*Required work*:
Find each line with the string "Марий" and report it.
-------- Material to process
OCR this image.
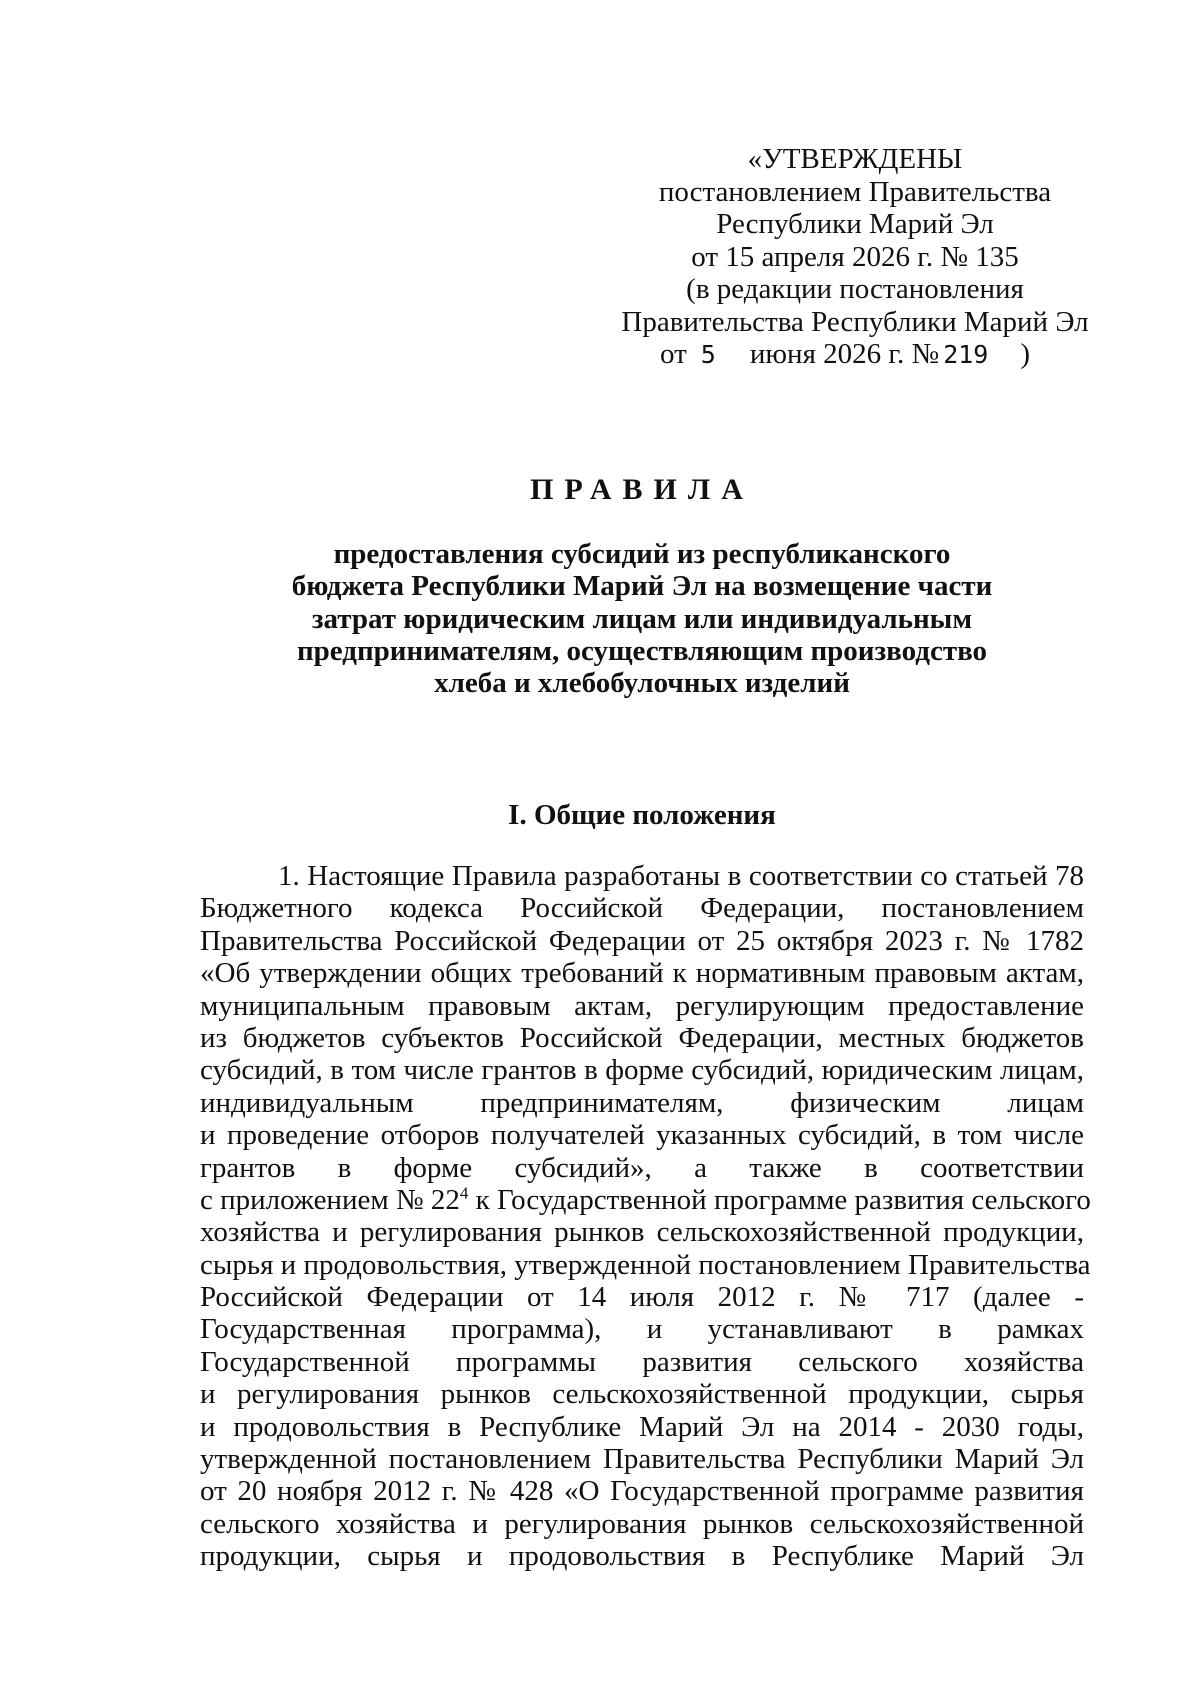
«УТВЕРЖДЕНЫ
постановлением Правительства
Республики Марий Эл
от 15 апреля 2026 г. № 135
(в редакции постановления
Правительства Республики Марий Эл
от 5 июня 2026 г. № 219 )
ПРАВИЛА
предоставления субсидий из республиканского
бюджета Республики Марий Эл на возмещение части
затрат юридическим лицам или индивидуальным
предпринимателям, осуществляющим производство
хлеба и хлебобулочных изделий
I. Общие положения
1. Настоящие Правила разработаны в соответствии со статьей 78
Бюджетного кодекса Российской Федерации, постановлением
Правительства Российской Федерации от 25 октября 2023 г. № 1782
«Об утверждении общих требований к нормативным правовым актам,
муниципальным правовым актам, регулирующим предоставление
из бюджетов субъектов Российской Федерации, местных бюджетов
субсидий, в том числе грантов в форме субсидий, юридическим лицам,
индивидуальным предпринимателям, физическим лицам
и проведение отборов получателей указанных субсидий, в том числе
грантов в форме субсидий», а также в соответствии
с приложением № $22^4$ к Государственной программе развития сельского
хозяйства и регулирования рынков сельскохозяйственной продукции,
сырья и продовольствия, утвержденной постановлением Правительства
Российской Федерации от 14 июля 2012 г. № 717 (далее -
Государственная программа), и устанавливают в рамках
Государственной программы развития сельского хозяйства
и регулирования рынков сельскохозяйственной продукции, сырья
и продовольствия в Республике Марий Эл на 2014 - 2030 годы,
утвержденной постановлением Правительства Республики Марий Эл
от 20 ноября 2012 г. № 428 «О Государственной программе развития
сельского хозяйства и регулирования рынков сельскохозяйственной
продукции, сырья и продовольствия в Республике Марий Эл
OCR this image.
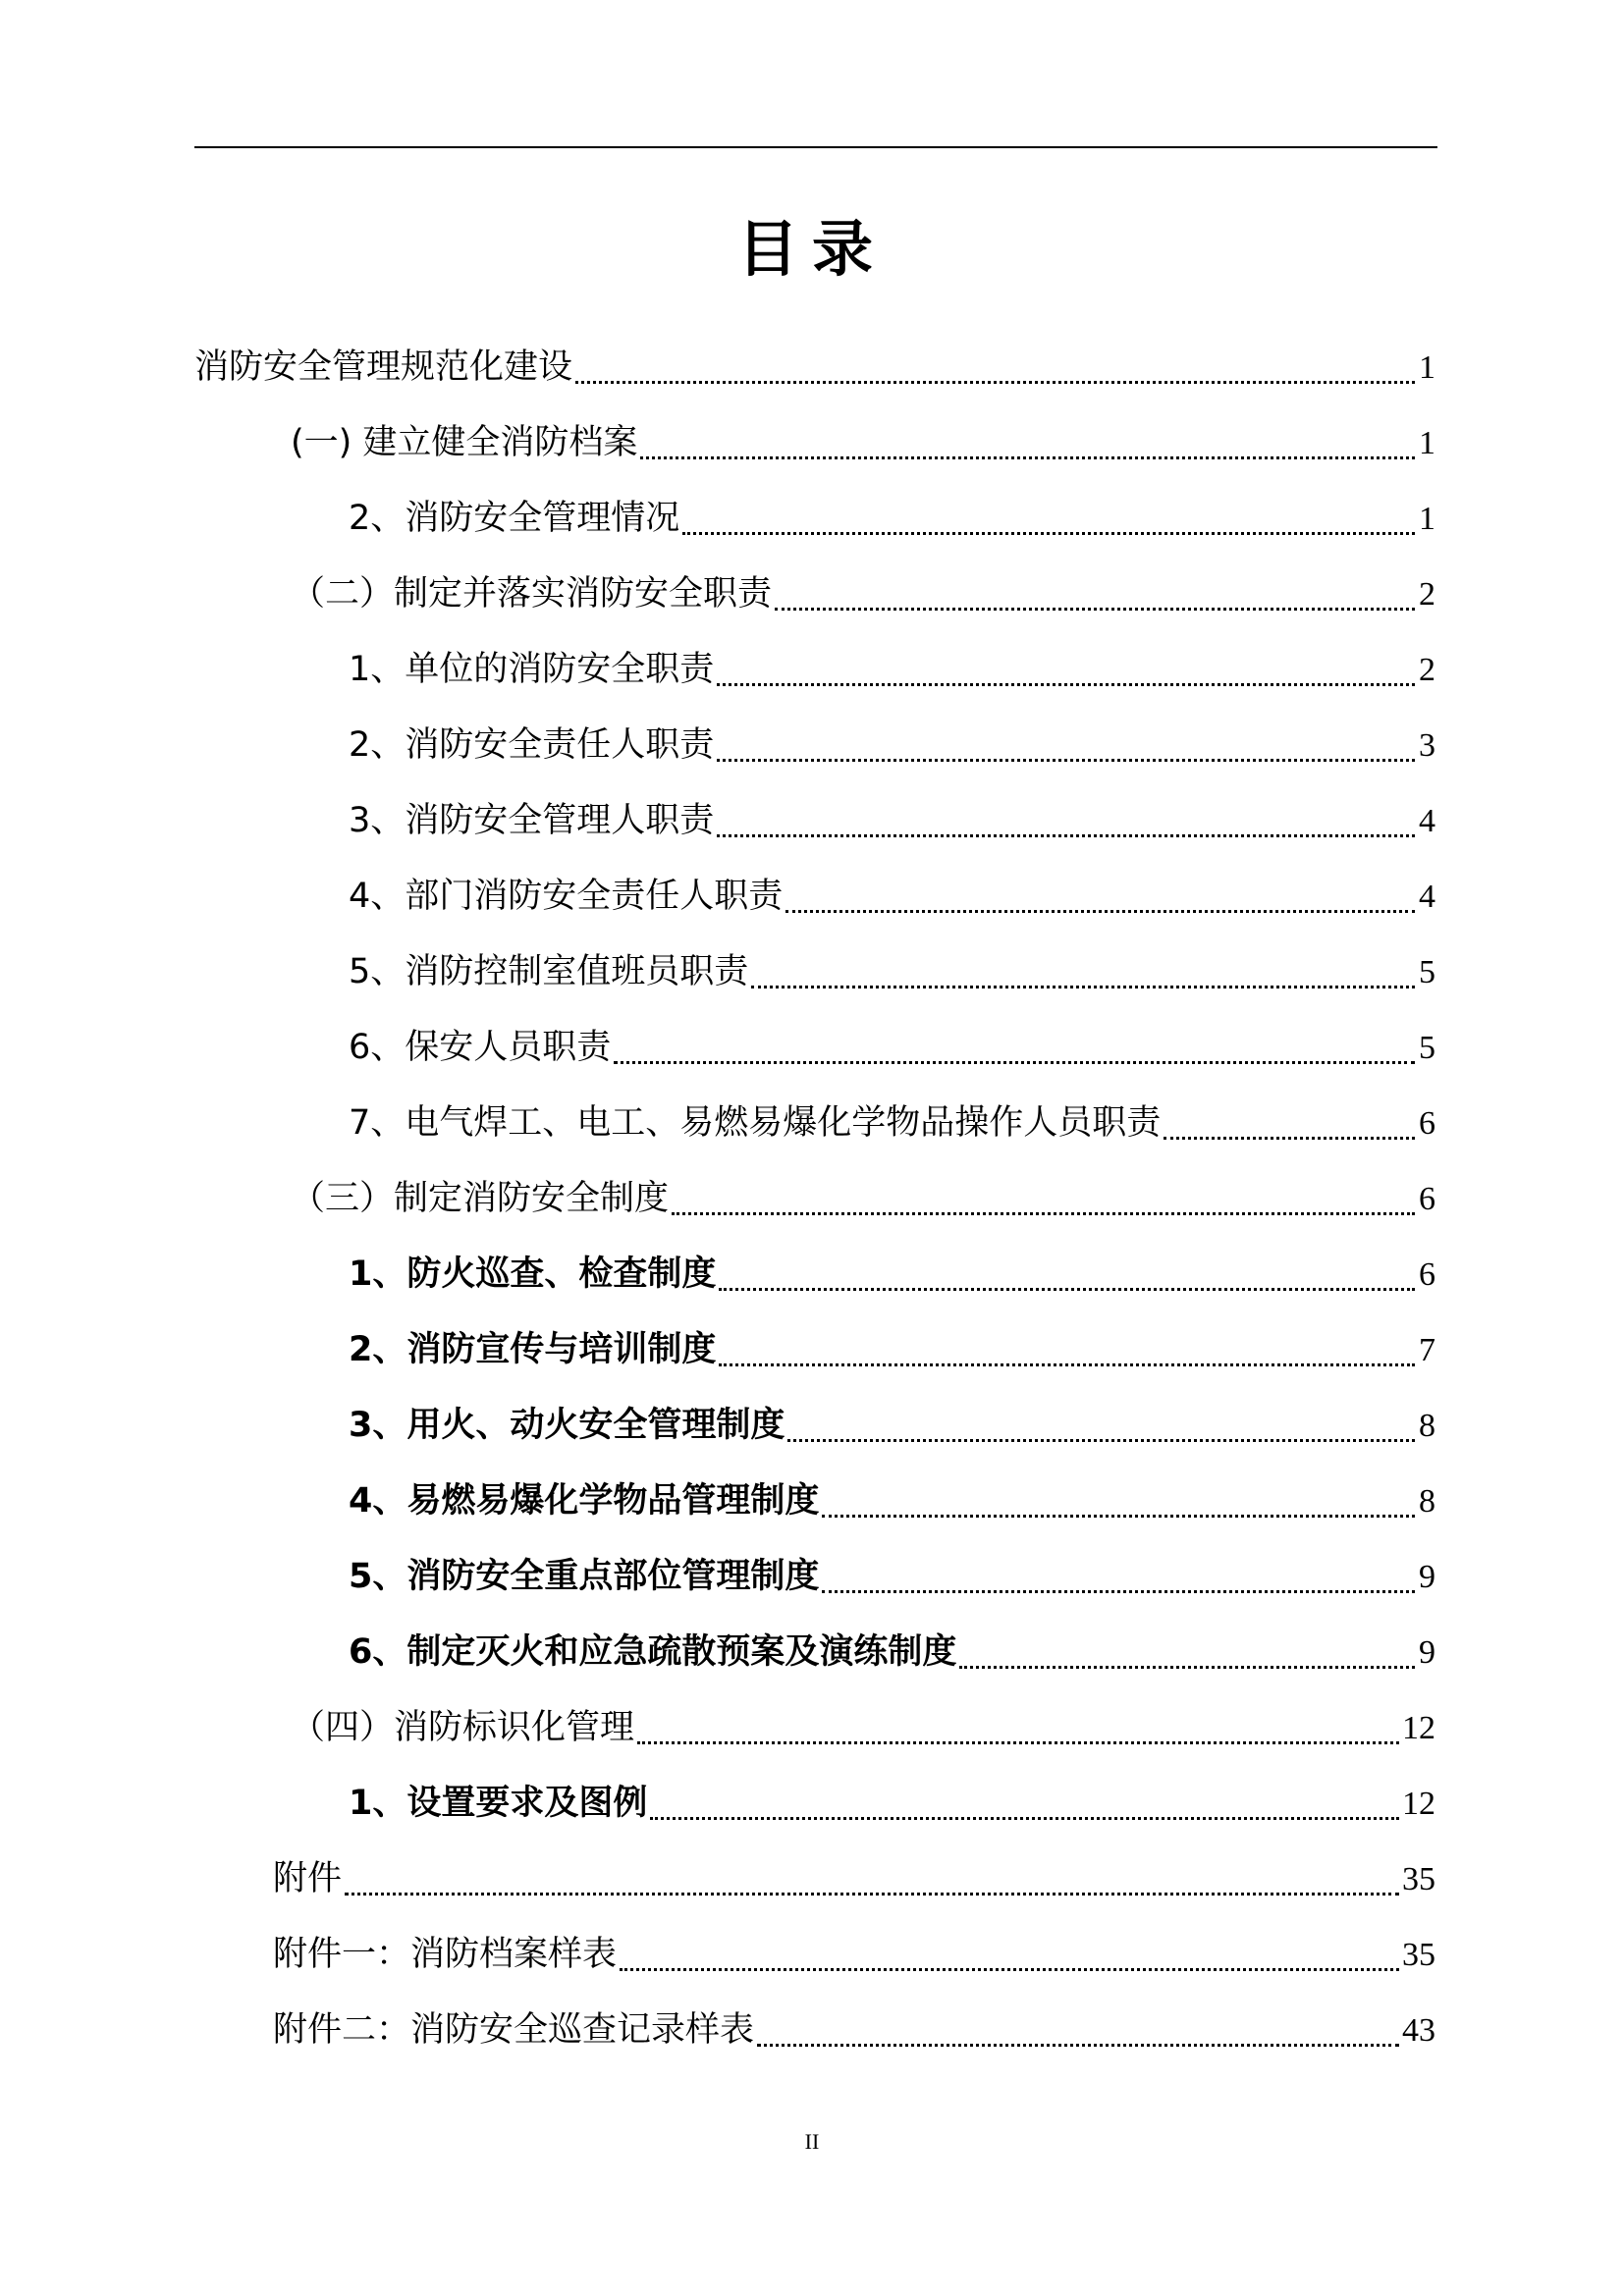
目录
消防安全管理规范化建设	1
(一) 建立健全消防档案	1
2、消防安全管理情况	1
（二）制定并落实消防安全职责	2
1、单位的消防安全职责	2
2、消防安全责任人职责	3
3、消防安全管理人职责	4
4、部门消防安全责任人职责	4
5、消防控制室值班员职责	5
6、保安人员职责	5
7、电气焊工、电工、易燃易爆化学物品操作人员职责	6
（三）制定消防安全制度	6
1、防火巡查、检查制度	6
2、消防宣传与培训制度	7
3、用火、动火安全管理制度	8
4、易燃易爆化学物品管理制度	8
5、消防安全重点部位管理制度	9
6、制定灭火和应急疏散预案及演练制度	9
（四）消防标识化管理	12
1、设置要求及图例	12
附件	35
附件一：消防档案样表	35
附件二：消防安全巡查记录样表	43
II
----------------
*Full response*:
Республики Марий Эл
Правительства Республики Марий Эл
бюджета Республики Марий Эл на возмещение части
и продовольствия в Республике Марий Эл на 2014 - 2030 годы,
утвержденной постановлением Правительства Республики Марий Эл
продукции, сырья и продовольствия в Республике Марий Эл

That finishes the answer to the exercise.